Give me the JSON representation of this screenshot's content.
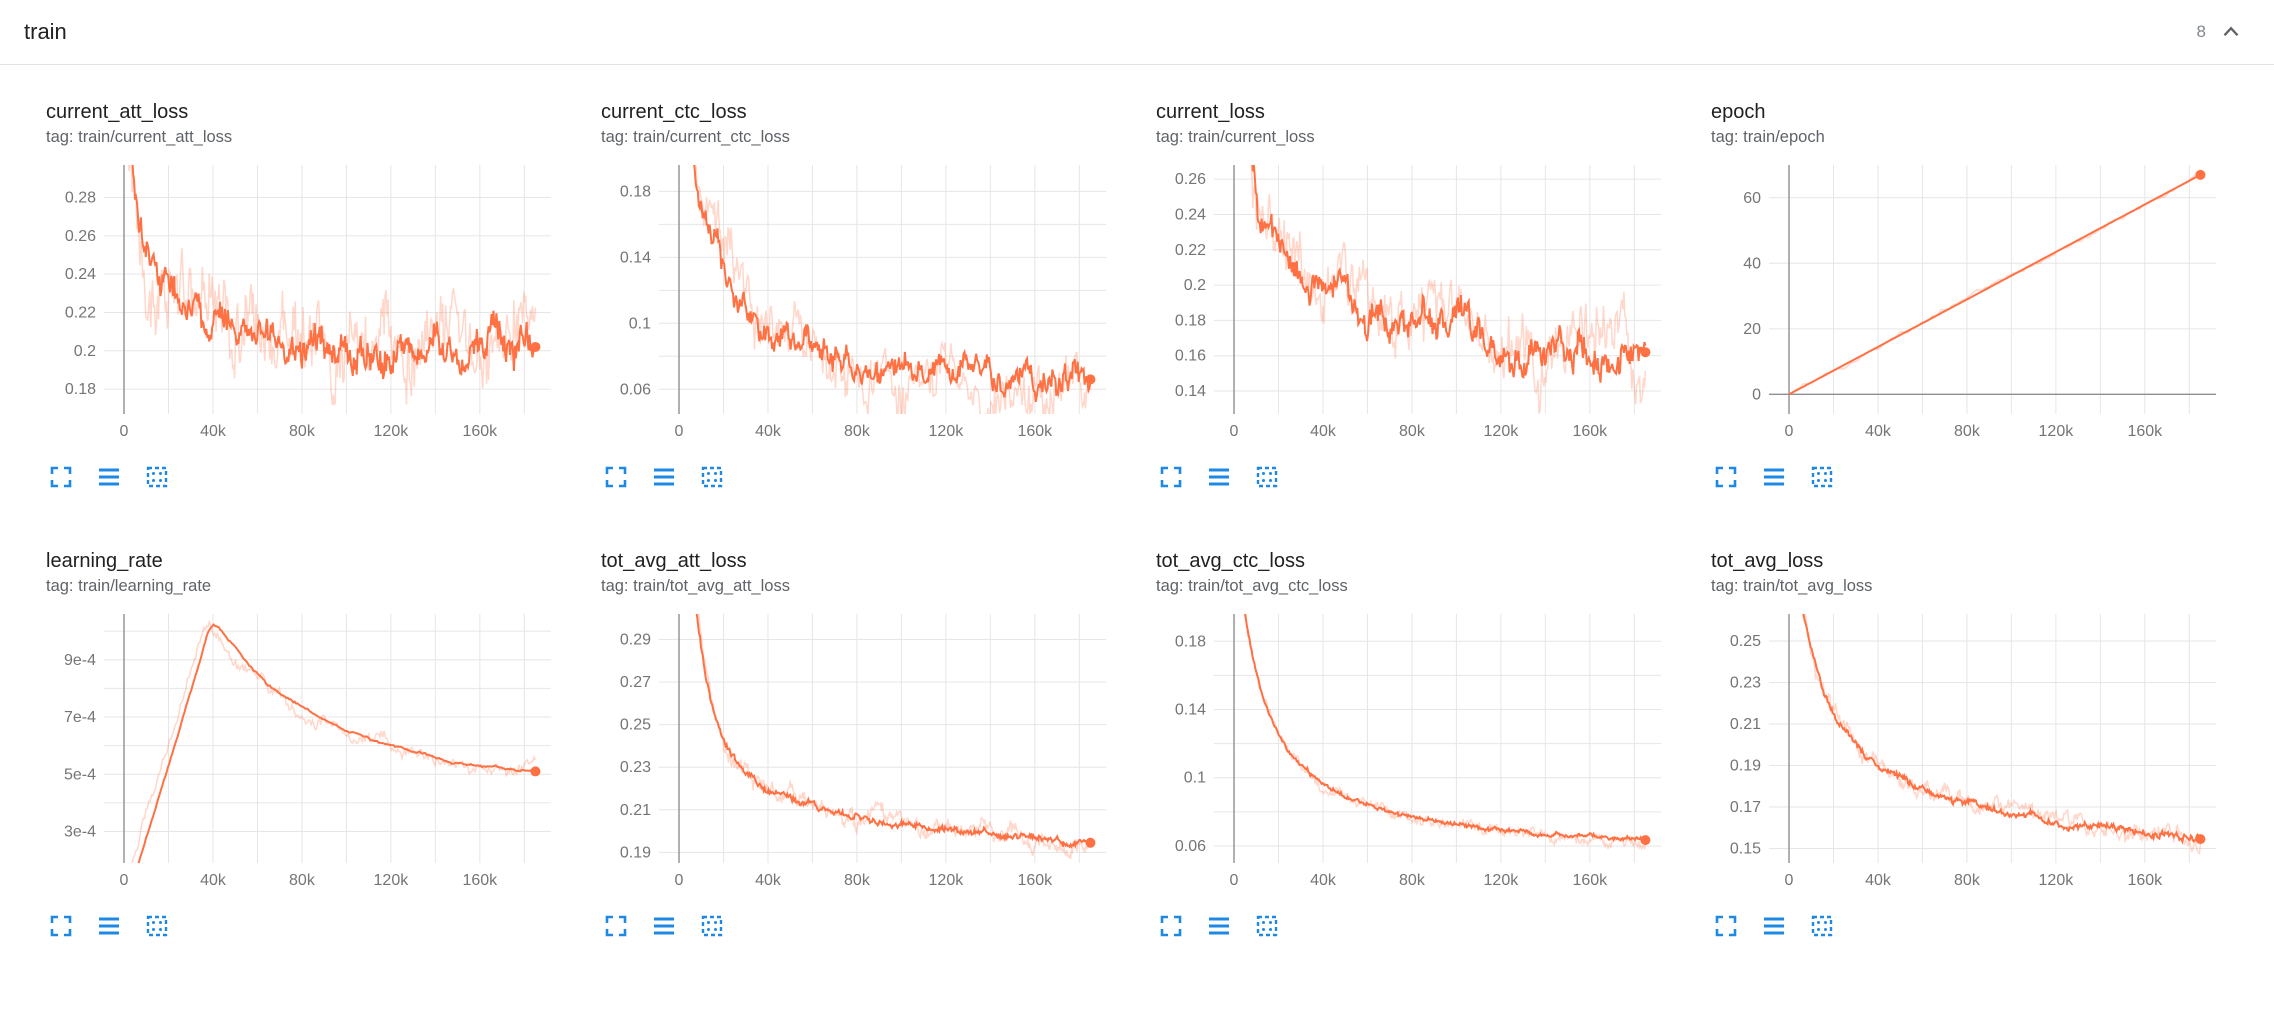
{
  "header": {
    "title": "train",
    "count": "8"
  },
  "colors": {
    "line": "#ff7043",
    "raw_opacity": 0.28,
    "grid": "#e6e6e6",
    "zero_line": "#8f8f8f",
    "tick_text": "#757575",
    "icon_blue": "#1e88e5",
    "chevron_gray": "#5f6368"
  },
  "toolbar_icons": [
    "maximize-icon",
    "data-table-icon",
    "fit-domain-icon"
  ],
  "x_axis": {
    "xlim": [
      -9000,
      192000
    ],
    "xticks": [
      {
        "v": 0,
        "label": "0"
      },
      {
        "v": 40000,
        "label": "40k"
      },
      {
        "v": 80000,
        "label": "80k"
      },
      {
        "v": 120000,
        "label": "120k"
      },
      {
        "v": 160000,
        "label": "160k"
      }
    ],
    "xgrid": [
      0,
      20000,
      40000,
      60000,
      80000,
      100000,
      120000,
      140000,
      160000,
      180000
    ]
  },
  "chart_data": [
    {
      "id": "current_att_loss",
      "type": "line",
      "title": "current_att_loss",
      "tag": "tag: train/current_att_loss",
      "ylim": [
        0.167,
        0.297
      ],
      "yticks": [
        {
          "v": 0.18,
          "label": "0.18"
        },
        {
          "v": 0.2,
          "label": "0.2"
        },
        {
          "v": 0.22,
          "label": "0.22"
        },
        {
          "v": 0.24,
          "label": "0.24"
        },
        {
          "v": 0.26,
          "label": "0.26"
        },
        {
          "v": 0.28,
          "label": "0.28"
        }
      ],
      "ygrid": [
        0.18,
        0.2,
        0.22,
        0.24,
        0.26,
        0.28
      ],
      "trend": [
        [
          1000,
          0.335
        ],
        [
          3000,
          0.31
        ],
        [
          5000,
          0.295
        ],
        [
          8000,
          0.27
        ],
        [
          12000,
          0.252
        ],
        [
          16000,
          0.242
        ],
        [
          20000,
          0.235
        ],
        [
          26000,
          0.228
        ],
        [
          32000,
          0.222
        ],
        [
          40000,
          0.216
        ],
        [
          50000,
          0.212
        ],
        [
          60000,
          0.209
        ],
        [
          70000,
          0.207
        ],
        [
          80000,
          0.206
        ],
        [
          95000,
          0.204
        ],
        [
          110000,
          0.202
        ],
        [
          130000,
          0.201
        ],
        [
          150000,
          0.2
        ],
        [
          170000,
          0.2
        ],
        [
          185000,
          0.202
        ]
      ],
      "noise_main": 0.01,
      "noise_raw": 0.019,
      "samples": 420
    },
    {
      "id": "current_ctc_loss",
      "type": "line",
      "title": "current_ctc_loss",
      "tag": "tag: train/current_ctc_loss",
      "ylim": [
        0.045,
        0.196
      ],
      "yticks": [
        {
          "v": 0.06,
          "label": "0.06"
        },
        {
          "v": 0.1,
          "label": "0.1"
        },
        {
          "v": 0.14,
          "label": "0.14"
        },
        {
          "v": 0.18,
          "label": "0.18"
        }
      ],
      "ygrid": [
        0.06,
        0.08,
        0.1,
        0.12,
        0.14,
        0.16,
        0.18
      ],
      "trend": [
        [
          1000,
          0.27
        ],
        [
          4000,
          0.225
        ],
        [
          8000,
          0.185
        ],
        [
          12000,
          0.16
        ],
        [
          16000,
          0.145
        ],
        [
          20000,
          0.13
        ],
        [
          26000,
          0.115
        ],
        [
          32000,
          0.105
        ],
        [
          40000,
          0.096
        ],
        [
          50000,
          0.089
        ],
        [
          60000,
          0.083
        ],
        [
          70000,
          0.079
        ],
        [
          80000,
          0.075
        ],
        [
          95000,
          0.071
        ],
        [
          110000,
          0.068
        ],
        [
          130000,
          0.066
        ],
        [
          150000,
          0.064
        ],
        [
          170000,
          0.064
        ],
        [
          185000,
          0.066
        ]
      ],
      "noise_main": 0.0085,
      "noise_raw": 0.016,
      "samples": 420
    },
    {
      "id": "current_loss",
      "type": "line",
      "title": "current_loss",
      "tag": "tag: train/current_loss",
      "ylim": [
        0.127,
        0.268
      ],
      "yticks": [
        {
          "v": 0.14,
          "label": "0.14"
        },
        {
          "v": 0.16,
          "label": "0.16"
        },
        {
          "v": 0.18,
          "label": "0.18"
        },
        {
          "v": 0.2,
          "label": "0.2"
        },
        {
          "v": 0.22,
          "label": "0.22"
        },
        {
          "v": 0.24,
          "label": "0.24"
        },
        {
          "v": 0.26,
          "label": "0.26"
        }
      ],
      "ygrid": [
        0.14,
        0.16,
        0.18,
        0.2,
        0.22,
        0.24,
        0.26
      ],
      "trend": [
        [
          1000,
          0.32
        ],
        [
          3000,
          0.3
        ],
        [
          5000,
          0.286
        ],
        [
          8000,
          0.263
        ],
        [
          12000,
          0.244
        ],
        [
          16000,
          0.232
        ],
        [
          20000,
          0.223
        ],
        [
          26000,
          0.214
        ],
        [
          32000,
          0.207
        ],
        [
          40000,
          0.2
        ],
        [
          50000,
          0.193
        ],
        [
          60000,
          0.188
        ],
        [
          70000,
          0.184
        ],
        [
          80000,
          0.181
        ],
        [
          95000,
          0.176
        ],
        [
          110000,
          0.171
        ],
        [
          130000,
          0.166
        ],
        [
          150000,
          0.163
        ],
        [
          170000,
          0.161
        ],
        [
          185000,
          0.162
        ]
      ],
      "noise_main": 0.0095,
      "noise_raw": 0.018,
      "samples": 420
    },
    {
      "id": "epoch",
      "type": "line",
      "title": "epoch",
      "tag": "tag: train/epoch",
      "ylim": [
        -6,
        70
      ],
      "yticks": [
        {
          "v": 0,
          "label": "0"
        },
        {
          "v": 20,
          "label": "20"
        },
        {
          "v": 40,
          "label": "40"
        },
        {
          "v": 60,
          "label": "60"
        }
      ],
      "ygrid": [
        0,
        20,
        40,
        60
      ],
      "trend": [
        [
          0,
          0
        ],
        [
          185000,
          67
        ]
      ],
      "noise_main": 0,
      "noise_raw": 0.7,
      "samples": 150
    },
    {
      "id": "learning_rate",
      "type": "line",
      "title": "learning_rate",
      "tag": "tag: train/learning_rate",
      "ylim": [
        0.00019,
        0.00106
      ],
      "yticks": [
        {
          "v": 0.0003,
          "label": "3e-4"
        },
        {
          "v": 0.0005,
          "label": "5e-4"
        },
        {
          "v": 0.0007,
          "label": "7e-4"
        },
        {
          "v": 0.0009,
          "label": "9e-4"
        }
      ],
      "ygrid": [
        0.0003,
        0.0004,
        0.0005,
        0.0006,
        0.0007,
        0.0008,
        0.0009,
        0.001
      ],
      "trend": [
        [
          0,
          2e-05
        ],
        [
          5000,
          0.00015
        ],
        [
          10000,
          0.00028
        ],
        [
          15000,
          0.0004
        ],
        [
          20000,
          0.00053
        ],
        [
          25000,
          0.00066
        ],
        [
          30000,
          0.00079
        ],
        [
          35000,
          0.00092
        ],
        [
          38000,
          0.001
        ],
        [
          40000,
          0.00102
        ],
        [
          43000,
          0.00101
        ],
        [
          48000,
          0.00096
        ],
        [
          55000,
          0.00089
        ],
        [
          65000,
          0.00081
        ],
        [
          75000,
          0.00076
        ],
        [
          85000,
          0.00071
        ],
        [
          100000,
          0.00065
        ],
        [
          115000,
          0.00061
        ],
        [
          130000,
          0.00058
        ],
        [
          145000,
          0.00055
        ],
        [
          160000,
          0.00053
        ],
        [
          175000,
          0.00052
        ],
        [
          185000,
          0.00051
        ]
      ],
      "noise_main": 4e-06,
      "noise_raw": 2.2e-05,
      "raw_lead": 3000,
      "samples": 300
    },
    {
      "id": "tot_avg_att_loss",
      "type": "line",
      "title": "tot_avg_att_loss",
      "tag": "tag: train/tot_avg_att_loss",
      "ylim": [
        0.185,
        0.302
      ],
      "yticks": [
        {
          "v": 0.19,
          "label": "0.19"
        },
        {
          "v": 0.21,
          "label": "0.21"
        },
        {
          "v": 0.23,
          "label": "0.23"
        },
        {
          "v": 0.25,
          "label": "0.25"
        },
        {
          "v": 0.27,
          "label": "0.27"
        },
        {
          "v": 0.29,
          "label": "0.29"
        }
      ],
      "ygrid": [
        0.19,
        0.21,
        0.23,
        0.25,
        0.27,
        0.29
      ],
      "trend": [
        [
          6000,
          0.315
        ],
        [
          8000,
          0.301
        ],
        [
          10000,
          0.286
        ],
        [
          12000,
          0.273
        ],
        [
          14000,
          0.263
        ],
        [
          16000,
          0.2555
        ],
        [
          18000,
          0.249
        ],
        [
          20000,
          0.2435
        ],
        [
          24000,
          0.2365
        ],
        [
          28000,
          0.2315
        ],
        [
          32000,
          0.227
        ],
        [
          36000,
          0.2235
        ],
        [
          40000,
          0.2205
        ],
        [
          46000,
          0.2172
        ],
        [
          52000,
          0.2146
        ],
        [
          58000,
          0.2124
        ],
        [
          64000,
          0.2106
        ],
        [
          70000,
          0.2092
        ],
        [
          78000,
          0.2074
        ],
        [
          86000,
          0.2059
        ],
        [
          94000,
          0.2046
        ],
        [
          102000,
          0.2035
        ],
        [
          112000,
          0.2023
        ],
        [
          122000,
          0.2012
        ],
        [
          132000,
          0.2
        ],
        [
          142000,
          0.1985
        ],
        [
          152000,
          0.1975
        ],
        [
          162000,
          0.1965
        ],
        [
          172000,
          0.1955
        ],
        [
          185000,
          0.1945
        ]
      ],
      "noise_main": 0.0016,
      "noise_raw": 0.0042,
      "samples": 420
    },
    {
      "id": "tot_avg_ctc_loss",
      "type": "line",
      "title": "tot_avg_ctc_loss",
      "tag": "tag: train/tot_avg_ctc_loss",
      "ylim": [
        0.05,
        0.196
      ],
      "yticks": [
        {
          "v": 0.06,
          "label": "0.06"
        },
        {
          "v": 0.1,
          "label": "0.1"
        },
        {
          "v": 0.14,
          "label": "0.14"
        },
        {
          "v": 0.18,
          "label": "0.18"
        }
      ],
      "ygrid": [
        0.06,
        0.08,
        0.1,
        0.12,
        0.14,
        0.16,
        0.18
      ],
      "trend": [
        [
          4000,
          0.205
        ],
        [
          6000,
          0.188
        ],
        [
          8000,
          0.173
        ],
        [
          10000,
          0.161
        ],
        [
          12000,
          0.1515
        ],
        [
          14000,
          0.1435
        ],
        [
          16000,
          0.137
        ],
        [
          18000,
          0.1312
        ],
        [
          20000,
          0.126
        ],
        [
          24000,
          0.1172
        ],
        [
          28000,
          0.1105
        ],
        [
          32000,
          0.105
        ],
        [
          36000,
          0.1003
        ],
        [
          40000,
          0.0962
        ],
        [
          46000,
          0.0913
        ],
        [
          52000,
          0.0874
        ],
        [
          58000,
          0.0843
        ],
        [
          64000,
          0.0818
        ],
        [
          70000,
          0.0797
        ],
        [
          78000,
          0.0774
        ],
        [
          86000,
          0.0754
        ],
        [
          94000,
          0.0737
        ],
        [
          102000,
          0.0722
        ],
        [
          112000,
          0.0706
        ],
        [
          122000,
          0.0692
        ],
        [
          132000,
          0.068
        ],
        [
          142000,
          0.0669
        ],
        [
          152000,
          0.0659
        ],
        [
          162000,
          0.0651
        ],
        [
          172000,
          0.0643
        ],
        [
          185000,
          0.0634
        ]
      ],
      "noise_main": 0.0013,
      "noise_raw": 0.0032,
      "samples": 420
    },
    {
      "id": "tot_avg_loss",
      "type": "line",
      "title": "tot_avg_loss",
      "tag": "tag: train/tot_avg_loss",
      "ylim": [
        0.143,
        0.263
      ],
      "yticks": [
        {
          "v": 0.15,
          "label": "0.15"
        },
        {
          "v": 0.17,
          "label": "0.17"
        },
        {
          "v": 0.19,
          "label": "0.19"
        },
        {
          "v": 0.21,
          "label": "0.21"
        },
        {
          "v": 0.23,
          "label": "0.23"
        },
        {
          "v": 0.25,
          "label": "0.25"
        }
      ],
      "ygrid": [
        0.15,
        0.17,
        0.19,
        0.21,
        0.23,
        0.25
      ],
      "trend": [
        [
          5000,
          0.272
        ],
        [
          7000,
          0.26
        ],
        [
          9000,
          0.2495
        ],
        [
          11000,
          0.2405
        ],
        [
          13000,
          0.233
        ],
        [
          15000,
          0.2265
        ],
        [
          18000,
          0.2195
        ],
        [
          21000,
          0.2135
        ],
        [
          25000,
          0.207
        ],
        [
          29000,
          0.2015
        ],
        [
          33000,
          0.1968
        ],
        [
          37000,
          0.1928
        ],
        [
          42000,
          0.1887
        ],
        [
          48000,
          0.1848
        ],
        [
          54000,
          0.1816
        ],
        [
          60000,
          0.1789
        ],
        [
          66000,
          0.1766
        ],
        [
          74000,
          0.1739
        ],
        [
          82000,
          0.1716
        ],
        [
          90000,
          0.1697
        ],
        [
          100000,
          0.1676
        ],
        [
          110000,
          0.1658
        ],
        [
          120000,
          0.163
        ],
        [
          130000,
          0.1613
        ],
        [
          140000,
          0.1598
        ],
        [
          150000,
          0.1585
        ],
        [
          160000,
          0.1572
        ],
        [
          170000,
          0.156
        ],
        [
          178000,
          0.1551
        ],
        [
          185000,
          0.1545
        ]
      ],
      "noise_main": 0.0017,
      "noise_raw": 0.0042,
      "samples": 420
    }
  ]
}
________
DESCRIPTION OF THE TASK – The answer should be a single number: the count of lines in the data that include the string "train".

PROBLEM SOLUTION – 9